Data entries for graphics
######
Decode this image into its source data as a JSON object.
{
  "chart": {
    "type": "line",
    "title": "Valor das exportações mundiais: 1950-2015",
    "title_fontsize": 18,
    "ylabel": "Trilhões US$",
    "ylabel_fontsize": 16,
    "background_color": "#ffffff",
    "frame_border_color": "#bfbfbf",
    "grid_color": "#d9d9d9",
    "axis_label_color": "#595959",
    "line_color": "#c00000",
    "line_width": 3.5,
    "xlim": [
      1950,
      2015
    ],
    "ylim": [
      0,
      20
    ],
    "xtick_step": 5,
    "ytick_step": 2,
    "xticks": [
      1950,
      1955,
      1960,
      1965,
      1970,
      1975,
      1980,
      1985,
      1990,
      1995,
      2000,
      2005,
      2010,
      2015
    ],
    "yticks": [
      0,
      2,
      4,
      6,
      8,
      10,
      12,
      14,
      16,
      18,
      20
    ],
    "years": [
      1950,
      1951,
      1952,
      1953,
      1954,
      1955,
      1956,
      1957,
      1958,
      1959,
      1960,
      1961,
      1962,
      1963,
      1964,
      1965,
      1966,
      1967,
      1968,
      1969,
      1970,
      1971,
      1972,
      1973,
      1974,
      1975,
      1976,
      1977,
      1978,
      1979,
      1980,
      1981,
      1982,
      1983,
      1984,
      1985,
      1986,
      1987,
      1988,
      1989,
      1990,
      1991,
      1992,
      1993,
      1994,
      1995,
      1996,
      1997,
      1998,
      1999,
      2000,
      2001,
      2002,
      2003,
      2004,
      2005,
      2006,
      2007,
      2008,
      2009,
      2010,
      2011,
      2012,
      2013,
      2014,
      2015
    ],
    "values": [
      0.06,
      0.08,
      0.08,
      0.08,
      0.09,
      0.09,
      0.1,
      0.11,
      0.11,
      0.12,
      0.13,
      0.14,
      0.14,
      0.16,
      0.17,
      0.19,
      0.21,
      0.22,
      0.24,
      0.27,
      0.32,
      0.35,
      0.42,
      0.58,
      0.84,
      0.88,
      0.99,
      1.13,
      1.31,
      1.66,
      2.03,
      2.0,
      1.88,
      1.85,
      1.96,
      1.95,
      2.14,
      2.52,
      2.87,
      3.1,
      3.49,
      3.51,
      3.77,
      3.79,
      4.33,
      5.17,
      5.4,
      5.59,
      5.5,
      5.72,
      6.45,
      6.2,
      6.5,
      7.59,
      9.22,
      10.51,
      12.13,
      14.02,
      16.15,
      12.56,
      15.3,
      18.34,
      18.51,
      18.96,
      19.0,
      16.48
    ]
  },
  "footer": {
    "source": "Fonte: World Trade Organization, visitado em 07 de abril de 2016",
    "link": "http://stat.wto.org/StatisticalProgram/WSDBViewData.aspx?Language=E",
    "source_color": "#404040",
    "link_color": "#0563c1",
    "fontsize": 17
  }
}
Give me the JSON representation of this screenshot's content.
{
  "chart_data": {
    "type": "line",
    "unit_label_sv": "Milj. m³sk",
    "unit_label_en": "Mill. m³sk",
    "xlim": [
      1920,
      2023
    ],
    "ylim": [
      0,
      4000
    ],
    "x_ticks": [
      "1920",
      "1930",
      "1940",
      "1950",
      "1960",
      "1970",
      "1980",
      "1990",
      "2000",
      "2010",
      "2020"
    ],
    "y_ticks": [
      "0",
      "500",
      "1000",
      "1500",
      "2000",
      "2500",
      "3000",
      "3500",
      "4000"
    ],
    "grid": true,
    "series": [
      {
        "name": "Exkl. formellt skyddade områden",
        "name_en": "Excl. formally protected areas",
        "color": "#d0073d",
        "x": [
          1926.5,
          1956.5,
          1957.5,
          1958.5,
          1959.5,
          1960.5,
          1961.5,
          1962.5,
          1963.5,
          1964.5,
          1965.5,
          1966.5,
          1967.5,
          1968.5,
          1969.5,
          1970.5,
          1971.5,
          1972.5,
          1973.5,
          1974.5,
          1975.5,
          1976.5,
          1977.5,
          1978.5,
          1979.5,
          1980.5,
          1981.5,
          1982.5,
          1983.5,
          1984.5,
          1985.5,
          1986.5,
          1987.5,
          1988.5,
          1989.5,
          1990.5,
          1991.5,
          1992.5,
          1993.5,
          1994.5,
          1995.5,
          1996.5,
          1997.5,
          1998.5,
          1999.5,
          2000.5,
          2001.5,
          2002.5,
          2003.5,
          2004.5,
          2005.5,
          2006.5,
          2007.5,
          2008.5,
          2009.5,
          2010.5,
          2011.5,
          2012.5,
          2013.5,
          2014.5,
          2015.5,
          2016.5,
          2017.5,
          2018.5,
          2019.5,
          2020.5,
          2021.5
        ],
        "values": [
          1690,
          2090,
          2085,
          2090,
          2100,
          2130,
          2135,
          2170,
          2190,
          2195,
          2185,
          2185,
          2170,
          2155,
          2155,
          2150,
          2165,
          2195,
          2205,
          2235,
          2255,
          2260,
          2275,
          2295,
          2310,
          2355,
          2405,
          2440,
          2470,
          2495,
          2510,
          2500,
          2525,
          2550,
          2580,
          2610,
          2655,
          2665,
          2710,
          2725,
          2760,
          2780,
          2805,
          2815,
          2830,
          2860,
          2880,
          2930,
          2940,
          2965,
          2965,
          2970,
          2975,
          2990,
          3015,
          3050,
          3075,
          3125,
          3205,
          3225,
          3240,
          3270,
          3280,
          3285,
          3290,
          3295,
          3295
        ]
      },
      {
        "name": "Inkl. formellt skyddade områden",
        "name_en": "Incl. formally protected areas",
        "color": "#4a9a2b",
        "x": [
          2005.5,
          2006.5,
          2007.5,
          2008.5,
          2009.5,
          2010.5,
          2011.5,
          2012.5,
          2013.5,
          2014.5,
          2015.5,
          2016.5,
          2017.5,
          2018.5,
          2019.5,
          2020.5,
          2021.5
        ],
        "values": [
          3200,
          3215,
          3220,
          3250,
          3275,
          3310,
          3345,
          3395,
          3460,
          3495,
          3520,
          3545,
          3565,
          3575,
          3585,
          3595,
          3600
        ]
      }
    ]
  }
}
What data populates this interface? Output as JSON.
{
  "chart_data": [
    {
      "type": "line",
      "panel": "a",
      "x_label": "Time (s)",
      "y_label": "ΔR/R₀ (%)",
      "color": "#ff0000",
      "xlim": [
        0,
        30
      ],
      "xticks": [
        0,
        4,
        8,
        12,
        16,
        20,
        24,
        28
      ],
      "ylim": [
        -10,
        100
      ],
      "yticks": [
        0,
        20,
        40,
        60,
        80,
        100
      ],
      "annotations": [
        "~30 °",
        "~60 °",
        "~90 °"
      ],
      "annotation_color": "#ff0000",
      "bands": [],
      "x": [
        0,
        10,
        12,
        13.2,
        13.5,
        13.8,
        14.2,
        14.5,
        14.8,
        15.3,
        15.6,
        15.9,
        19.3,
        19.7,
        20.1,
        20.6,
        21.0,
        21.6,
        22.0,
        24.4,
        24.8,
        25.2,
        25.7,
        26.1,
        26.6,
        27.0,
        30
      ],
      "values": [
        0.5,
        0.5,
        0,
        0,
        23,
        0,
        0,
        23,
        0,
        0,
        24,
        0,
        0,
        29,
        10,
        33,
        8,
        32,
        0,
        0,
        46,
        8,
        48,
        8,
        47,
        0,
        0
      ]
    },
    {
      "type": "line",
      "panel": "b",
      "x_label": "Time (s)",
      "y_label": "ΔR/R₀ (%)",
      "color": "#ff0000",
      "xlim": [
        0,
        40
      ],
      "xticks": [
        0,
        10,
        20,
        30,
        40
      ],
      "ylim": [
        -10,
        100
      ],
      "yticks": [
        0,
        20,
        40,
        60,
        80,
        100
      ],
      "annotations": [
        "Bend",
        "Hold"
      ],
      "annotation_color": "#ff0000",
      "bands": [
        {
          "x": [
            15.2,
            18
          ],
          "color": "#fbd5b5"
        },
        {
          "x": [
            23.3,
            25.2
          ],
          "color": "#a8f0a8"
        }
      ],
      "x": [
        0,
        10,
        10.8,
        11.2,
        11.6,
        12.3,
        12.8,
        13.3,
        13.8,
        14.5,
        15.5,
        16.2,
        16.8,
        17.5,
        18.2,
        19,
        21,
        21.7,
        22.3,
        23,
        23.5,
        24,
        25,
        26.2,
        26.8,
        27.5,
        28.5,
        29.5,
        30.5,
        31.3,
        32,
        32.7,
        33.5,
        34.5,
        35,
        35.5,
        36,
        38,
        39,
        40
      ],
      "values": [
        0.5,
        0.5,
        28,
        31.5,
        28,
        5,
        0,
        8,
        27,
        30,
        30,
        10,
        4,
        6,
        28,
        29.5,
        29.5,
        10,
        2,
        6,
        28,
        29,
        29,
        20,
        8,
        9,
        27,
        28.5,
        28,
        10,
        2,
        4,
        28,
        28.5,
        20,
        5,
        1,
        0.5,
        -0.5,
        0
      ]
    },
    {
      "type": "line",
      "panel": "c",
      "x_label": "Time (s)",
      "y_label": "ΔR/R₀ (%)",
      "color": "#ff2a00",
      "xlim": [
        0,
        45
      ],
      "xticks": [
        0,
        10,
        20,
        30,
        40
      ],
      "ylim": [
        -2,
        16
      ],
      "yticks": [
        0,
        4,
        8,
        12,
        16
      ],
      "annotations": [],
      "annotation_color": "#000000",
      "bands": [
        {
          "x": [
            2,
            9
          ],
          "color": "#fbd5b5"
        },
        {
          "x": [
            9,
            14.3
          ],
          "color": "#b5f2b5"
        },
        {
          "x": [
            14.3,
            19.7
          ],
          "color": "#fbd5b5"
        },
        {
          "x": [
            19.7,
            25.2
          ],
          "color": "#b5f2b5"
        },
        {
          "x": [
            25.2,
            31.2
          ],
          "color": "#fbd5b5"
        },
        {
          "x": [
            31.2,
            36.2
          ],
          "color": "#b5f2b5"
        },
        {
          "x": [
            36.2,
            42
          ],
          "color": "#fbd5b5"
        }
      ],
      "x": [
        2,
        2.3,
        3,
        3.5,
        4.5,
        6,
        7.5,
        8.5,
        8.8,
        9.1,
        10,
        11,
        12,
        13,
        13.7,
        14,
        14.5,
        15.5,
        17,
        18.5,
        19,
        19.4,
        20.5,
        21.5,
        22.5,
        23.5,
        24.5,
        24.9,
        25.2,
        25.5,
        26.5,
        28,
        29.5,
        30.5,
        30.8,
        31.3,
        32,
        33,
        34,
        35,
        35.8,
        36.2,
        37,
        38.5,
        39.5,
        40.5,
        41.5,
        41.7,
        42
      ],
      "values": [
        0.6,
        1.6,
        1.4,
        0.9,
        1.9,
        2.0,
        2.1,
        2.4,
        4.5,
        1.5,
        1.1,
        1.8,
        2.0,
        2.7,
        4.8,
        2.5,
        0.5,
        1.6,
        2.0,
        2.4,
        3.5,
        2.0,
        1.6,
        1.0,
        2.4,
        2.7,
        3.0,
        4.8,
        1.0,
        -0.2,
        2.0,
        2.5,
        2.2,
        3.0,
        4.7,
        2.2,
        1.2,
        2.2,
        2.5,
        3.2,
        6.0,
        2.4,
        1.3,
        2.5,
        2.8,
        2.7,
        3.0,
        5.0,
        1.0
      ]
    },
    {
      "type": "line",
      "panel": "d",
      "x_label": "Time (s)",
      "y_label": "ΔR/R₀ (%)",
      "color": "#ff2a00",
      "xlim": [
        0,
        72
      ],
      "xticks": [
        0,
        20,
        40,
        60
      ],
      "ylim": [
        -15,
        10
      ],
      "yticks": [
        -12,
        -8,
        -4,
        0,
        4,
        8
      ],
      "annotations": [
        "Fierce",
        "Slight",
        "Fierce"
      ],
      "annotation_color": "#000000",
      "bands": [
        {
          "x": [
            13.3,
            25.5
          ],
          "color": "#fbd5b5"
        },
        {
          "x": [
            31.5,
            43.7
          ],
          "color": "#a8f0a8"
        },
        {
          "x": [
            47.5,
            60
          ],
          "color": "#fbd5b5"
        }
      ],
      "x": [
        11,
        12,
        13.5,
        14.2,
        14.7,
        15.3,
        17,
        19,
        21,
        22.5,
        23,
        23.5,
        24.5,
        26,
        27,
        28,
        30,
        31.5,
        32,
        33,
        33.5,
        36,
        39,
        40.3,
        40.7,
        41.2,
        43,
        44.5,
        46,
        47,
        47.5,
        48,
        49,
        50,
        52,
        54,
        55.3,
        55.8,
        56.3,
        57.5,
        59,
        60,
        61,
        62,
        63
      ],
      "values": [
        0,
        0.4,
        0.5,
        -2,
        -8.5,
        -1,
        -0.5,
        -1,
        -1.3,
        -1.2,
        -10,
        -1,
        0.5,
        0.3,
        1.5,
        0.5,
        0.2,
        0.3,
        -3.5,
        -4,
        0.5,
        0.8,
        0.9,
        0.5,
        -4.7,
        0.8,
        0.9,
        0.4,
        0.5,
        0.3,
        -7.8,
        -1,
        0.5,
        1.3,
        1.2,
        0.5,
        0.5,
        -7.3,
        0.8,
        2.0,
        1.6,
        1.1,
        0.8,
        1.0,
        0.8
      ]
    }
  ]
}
######
Tally up the lines in the records containing the word "områden", then give the count and nothing else.

*Final result*
2